- What to produce:
Look through the material below. Copy each line that contains the string "value".

- Source records:
==================================================

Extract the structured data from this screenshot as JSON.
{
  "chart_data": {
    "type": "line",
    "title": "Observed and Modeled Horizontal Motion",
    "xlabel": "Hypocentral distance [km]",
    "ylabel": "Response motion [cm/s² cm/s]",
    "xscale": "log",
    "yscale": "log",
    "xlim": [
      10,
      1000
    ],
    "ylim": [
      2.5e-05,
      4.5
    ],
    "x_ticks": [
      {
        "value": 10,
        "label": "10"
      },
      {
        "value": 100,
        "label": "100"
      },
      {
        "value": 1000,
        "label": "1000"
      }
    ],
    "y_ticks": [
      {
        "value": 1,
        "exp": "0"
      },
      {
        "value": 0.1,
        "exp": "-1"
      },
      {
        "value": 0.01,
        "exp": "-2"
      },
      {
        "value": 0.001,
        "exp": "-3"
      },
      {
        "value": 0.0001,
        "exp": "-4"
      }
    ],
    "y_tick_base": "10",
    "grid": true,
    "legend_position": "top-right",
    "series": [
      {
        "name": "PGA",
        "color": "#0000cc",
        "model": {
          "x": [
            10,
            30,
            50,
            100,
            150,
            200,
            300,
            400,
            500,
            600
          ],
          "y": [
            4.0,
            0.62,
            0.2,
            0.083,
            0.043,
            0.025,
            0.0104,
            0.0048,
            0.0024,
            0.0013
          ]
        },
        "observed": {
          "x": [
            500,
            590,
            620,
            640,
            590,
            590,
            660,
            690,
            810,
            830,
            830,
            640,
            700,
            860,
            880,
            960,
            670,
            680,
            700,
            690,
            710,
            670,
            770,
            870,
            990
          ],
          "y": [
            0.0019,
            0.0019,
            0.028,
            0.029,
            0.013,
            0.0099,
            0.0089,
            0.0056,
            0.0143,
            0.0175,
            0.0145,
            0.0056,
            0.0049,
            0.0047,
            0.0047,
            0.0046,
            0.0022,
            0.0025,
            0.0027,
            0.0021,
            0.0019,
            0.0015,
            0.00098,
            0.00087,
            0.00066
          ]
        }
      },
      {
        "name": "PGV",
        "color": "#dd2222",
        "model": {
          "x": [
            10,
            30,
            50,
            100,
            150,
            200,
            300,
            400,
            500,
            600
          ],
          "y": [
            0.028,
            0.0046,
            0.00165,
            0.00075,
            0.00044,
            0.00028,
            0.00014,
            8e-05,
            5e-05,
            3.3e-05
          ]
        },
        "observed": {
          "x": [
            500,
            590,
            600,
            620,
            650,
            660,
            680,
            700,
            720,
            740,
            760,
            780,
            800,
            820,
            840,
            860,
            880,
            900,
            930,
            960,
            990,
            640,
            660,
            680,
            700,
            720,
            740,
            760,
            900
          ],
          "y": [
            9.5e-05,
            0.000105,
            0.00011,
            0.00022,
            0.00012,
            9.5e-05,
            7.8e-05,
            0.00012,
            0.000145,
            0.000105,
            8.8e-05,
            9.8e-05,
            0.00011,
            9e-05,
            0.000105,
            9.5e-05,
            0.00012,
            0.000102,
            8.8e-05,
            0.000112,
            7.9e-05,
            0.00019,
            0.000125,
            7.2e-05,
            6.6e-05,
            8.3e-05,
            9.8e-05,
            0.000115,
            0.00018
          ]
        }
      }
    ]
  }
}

==================================================

- Answer in full:
        "value": 10,
        "value": 100,
        "value": 1000,
        "value": 1,
        "value": 0.1,
        "value": 0.01,
        "value": 0.001,
        "value": 0.0001,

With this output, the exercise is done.